▶ Selected text:
The European Union Experience

No obvious differences in the incidence of infusion-related reactions have thus far been reported within Europe. Such differences may exist, however, since the incidence of atopy and allergic asthma has been shown to be heterogeneously distributed over Europe. Significantly higher prevalence of atopy and allergic asthma were observed in the early 1990s among populations living in Western compared with populations in Eastern European countries. Changes in lifestyle after the fall of the communist system were associated with an increasing trend of atopic sensitization and hay fever in former East Germany only 6 to 8 years after the Germany reunification.

The increased prevalence of allergic asthma decades earlier in Western Europe than Eastern Europe is probably attributable to changes in lifestyle that had already occurred rather than to air pollution. The factors of a Western lifestyle (diet, hygiene, varied allergen exposure) that have determined the difference in allergic asthma prevalence across Europe are not yet fully identified.[21] Whether the heterogeneous distribution of atopy across Europe translates into regional differences in infusion-related reactions is not yet known, but does certainly merit further investigations.

Rates of Mild and Severe IRs in the European Union

table 3In European cancer studies, different rates of monoclonal antibody infusion-related reactions have been reported, as delineated in Table 3. Infusion-related reactions tended to be more commonly reported in trials where chimeric antibodies were given and appear to be less common when the structure of the administered antibody has more homology with the human protein. Adverse events with a fatal outcome are very rare. Nevertheless, there was a large difference in the reported IR incidence rates from different clinical trials. It is not known, whether this is due to regional differences, differences in premedication, or differences in the documentation and reporting of infusion-related adverse events and reporting.

 

Perspectives From the Clinic

With the increasing use of monoclonal antibodies in treating cancer in Europe, infusion-related reactions will be an increasing concern in the management of patients. European investigators should try to assess whether regional differences exist and whether specific factors associated with an increased risk for infusion-related reactions, such as history of atopy or specific preexisting IgE antibodies can be identified.[17,38] The importance of documentation and reporting of infusion-related reactions occurring within clinical trials and during routine administration should be reinforced.

▶ Assigned task 1: Return the passage on infusion-related reactions in Europe from "Perspectives From the" to "should be reinforced.", copied word for word.
▶ Assigned task 2: Extend the passage on infusion-related reactions in Europe past its final sentence.

▶ Entries supplied:
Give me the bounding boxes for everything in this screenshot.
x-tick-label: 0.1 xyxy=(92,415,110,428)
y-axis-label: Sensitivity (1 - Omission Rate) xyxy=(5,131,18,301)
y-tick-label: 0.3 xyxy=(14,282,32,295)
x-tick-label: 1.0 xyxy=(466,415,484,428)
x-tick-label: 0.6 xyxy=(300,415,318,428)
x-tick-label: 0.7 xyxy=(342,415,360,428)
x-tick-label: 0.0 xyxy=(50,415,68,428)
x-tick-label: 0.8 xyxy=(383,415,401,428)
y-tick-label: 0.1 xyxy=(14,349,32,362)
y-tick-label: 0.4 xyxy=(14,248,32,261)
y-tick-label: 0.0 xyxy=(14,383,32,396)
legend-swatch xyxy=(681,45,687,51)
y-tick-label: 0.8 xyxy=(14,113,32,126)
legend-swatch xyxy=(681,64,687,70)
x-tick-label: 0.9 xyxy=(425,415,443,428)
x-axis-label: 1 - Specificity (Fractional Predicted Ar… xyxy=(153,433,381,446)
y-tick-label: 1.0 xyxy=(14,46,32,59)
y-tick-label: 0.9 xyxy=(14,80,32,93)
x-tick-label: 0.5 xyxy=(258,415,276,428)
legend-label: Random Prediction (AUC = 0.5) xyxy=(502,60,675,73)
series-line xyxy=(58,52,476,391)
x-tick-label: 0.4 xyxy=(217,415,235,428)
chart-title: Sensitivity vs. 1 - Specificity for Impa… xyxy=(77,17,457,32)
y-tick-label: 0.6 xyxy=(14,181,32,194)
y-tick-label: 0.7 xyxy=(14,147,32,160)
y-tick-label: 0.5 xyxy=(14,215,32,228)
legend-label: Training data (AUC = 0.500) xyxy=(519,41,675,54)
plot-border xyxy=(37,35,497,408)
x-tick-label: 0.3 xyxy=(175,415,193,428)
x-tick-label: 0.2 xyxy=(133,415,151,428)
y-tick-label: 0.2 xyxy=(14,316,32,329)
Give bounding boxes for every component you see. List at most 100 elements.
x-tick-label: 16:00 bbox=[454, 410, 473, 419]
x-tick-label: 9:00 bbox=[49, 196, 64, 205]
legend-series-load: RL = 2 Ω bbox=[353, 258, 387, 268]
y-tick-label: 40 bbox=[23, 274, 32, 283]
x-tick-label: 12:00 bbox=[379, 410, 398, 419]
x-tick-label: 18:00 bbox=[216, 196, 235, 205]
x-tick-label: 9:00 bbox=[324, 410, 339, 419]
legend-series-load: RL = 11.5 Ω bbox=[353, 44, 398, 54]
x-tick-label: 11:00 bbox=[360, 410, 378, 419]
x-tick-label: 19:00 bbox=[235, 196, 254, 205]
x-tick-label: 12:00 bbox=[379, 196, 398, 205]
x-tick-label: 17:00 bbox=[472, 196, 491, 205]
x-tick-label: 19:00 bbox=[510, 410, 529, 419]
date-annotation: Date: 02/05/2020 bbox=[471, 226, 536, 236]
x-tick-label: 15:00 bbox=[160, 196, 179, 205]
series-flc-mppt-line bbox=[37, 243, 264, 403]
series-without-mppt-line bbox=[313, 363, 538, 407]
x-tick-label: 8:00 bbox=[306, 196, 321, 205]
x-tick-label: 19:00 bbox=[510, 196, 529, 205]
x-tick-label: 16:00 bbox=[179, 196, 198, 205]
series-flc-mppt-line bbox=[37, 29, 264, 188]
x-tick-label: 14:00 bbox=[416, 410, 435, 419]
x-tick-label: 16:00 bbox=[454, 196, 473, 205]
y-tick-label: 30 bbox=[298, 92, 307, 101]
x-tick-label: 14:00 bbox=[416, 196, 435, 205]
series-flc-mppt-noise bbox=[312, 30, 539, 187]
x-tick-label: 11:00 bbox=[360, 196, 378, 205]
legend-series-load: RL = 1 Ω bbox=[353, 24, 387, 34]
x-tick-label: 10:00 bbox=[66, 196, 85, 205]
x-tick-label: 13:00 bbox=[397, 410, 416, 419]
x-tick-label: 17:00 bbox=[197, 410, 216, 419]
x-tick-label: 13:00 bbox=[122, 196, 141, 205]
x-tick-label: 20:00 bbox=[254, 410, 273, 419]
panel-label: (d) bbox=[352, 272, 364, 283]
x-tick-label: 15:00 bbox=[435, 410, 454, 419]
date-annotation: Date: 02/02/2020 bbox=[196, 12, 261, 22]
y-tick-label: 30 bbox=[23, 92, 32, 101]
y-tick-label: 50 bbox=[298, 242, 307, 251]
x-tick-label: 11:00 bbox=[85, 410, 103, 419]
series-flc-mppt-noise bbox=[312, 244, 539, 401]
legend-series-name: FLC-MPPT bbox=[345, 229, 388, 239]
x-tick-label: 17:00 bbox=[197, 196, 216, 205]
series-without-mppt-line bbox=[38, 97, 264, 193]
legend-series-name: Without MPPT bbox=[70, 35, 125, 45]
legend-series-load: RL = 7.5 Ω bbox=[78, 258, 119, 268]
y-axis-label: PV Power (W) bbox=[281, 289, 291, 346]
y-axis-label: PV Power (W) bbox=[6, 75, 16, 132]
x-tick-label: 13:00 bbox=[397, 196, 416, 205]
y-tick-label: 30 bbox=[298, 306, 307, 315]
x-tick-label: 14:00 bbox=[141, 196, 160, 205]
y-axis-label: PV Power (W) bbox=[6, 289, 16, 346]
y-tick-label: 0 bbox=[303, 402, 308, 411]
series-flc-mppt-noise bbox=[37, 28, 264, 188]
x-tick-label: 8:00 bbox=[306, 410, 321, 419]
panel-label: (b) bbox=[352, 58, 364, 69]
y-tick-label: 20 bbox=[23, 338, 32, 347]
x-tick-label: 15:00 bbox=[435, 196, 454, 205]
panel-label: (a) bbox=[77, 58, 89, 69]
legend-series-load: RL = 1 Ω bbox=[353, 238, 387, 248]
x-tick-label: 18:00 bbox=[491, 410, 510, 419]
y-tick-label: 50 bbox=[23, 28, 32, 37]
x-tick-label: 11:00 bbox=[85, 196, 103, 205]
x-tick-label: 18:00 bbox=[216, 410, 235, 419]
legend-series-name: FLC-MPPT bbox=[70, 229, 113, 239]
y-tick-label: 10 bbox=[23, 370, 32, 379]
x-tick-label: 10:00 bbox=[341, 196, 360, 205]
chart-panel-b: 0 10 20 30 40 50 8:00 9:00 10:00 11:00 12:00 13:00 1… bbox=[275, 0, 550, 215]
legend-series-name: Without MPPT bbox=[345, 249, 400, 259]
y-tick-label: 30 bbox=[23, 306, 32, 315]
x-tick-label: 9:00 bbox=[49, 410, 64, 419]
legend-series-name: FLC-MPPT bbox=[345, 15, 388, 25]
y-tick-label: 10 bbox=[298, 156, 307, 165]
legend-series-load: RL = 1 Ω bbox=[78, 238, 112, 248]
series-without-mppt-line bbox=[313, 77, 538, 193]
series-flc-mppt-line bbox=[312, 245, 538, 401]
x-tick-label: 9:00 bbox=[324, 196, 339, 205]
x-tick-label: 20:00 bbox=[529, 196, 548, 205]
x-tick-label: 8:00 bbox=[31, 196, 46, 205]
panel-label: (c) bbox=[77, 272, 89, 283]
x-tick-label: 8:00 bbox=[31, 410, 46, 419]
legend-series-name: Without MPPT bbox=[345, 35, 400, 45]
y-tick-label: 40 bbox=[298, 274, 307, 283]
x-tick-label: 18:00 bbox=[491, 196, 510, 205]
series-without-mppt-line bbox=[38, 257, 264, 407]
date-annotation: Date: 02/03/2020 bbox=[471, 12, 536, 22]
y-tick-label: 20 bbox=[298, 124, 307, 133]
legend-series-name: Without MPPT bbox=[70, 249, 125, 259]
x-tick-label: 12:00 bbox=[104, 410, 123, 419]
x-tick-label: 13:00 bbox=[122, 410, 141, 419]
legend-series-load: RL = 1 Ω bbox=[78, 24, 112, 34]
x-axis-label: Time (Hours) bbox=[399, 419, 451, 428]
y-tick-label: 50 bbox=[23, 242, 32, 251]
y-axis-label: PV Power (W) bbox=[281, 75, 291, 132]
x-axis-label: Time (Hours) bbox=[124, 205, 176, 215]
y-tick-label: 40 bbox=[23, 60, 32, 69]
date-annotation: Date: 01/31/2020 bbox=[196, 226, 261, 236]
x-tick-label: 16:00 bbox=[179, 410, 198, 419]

▶ Exercise response 1:
Perspectives From the Clinic

With the increasing use of monoclonal antibodies in treating cancer in Europe, infusion-related reactions will be an increasing concern in the management of patients. European investigators should try to assess whether regional differences exist and whether specific factors associated with an increased risk for infusion-related reactions, such as history of atopy or specific preexisting IgE antibodies can be identified.[17,38] The importance of documentation and reporting of infusion-related reactions occurring within clinical trials and during routine administration should be reinforced.

▶ Exercise response 2:
With the use of chimeric and humanized antibodies, most centers in Europe give combined pharmacologic blockade of the histamine-1 and histamine- 2 receptors as premedication to reduce the probability or severity of an infusion-related reaction. This is an empiric approach and it is not clear how efficacious or for which patients this strategy is indicated.

In view of the increasing economic pressure that is put on treating physicians and institutions, time spent in the preparation and the administration of premedication and the observation of the patients postinfusion should also be considered in future pharmacoeconomic analyses comparing treatment strategies with and without monoclonal antibodies or treatments with different monoclonal antibodies.

Diagnostic Tools

Even with our best efforts, some IRs are unavoidable when using monoclonal antibodies therapeutically. Therefore, clinicians must accurately analyze the nature and severity of the reactions to avoid repeat reactions and to assess the feasibility of rechallenging a reacting patient with the reaction-associated agents.

Blood and Urine Tests—Timely measurement of urine histamine levels or serum tryptase levels can confirm the diagnosis of anaphylaxis, rather than relying on clinical signs and symptoms. This provides a more accurate assessment for physicians to use as a basis when formulating a subsequent treatment plan.[39]

Test Doses—A lack of reaction to test doses of 20 mg of cetuximab is not a reliable predictor of severe infusion-related reaction. No data are yet available to identify patients more likely to have severe reactions to cetuximab infusion.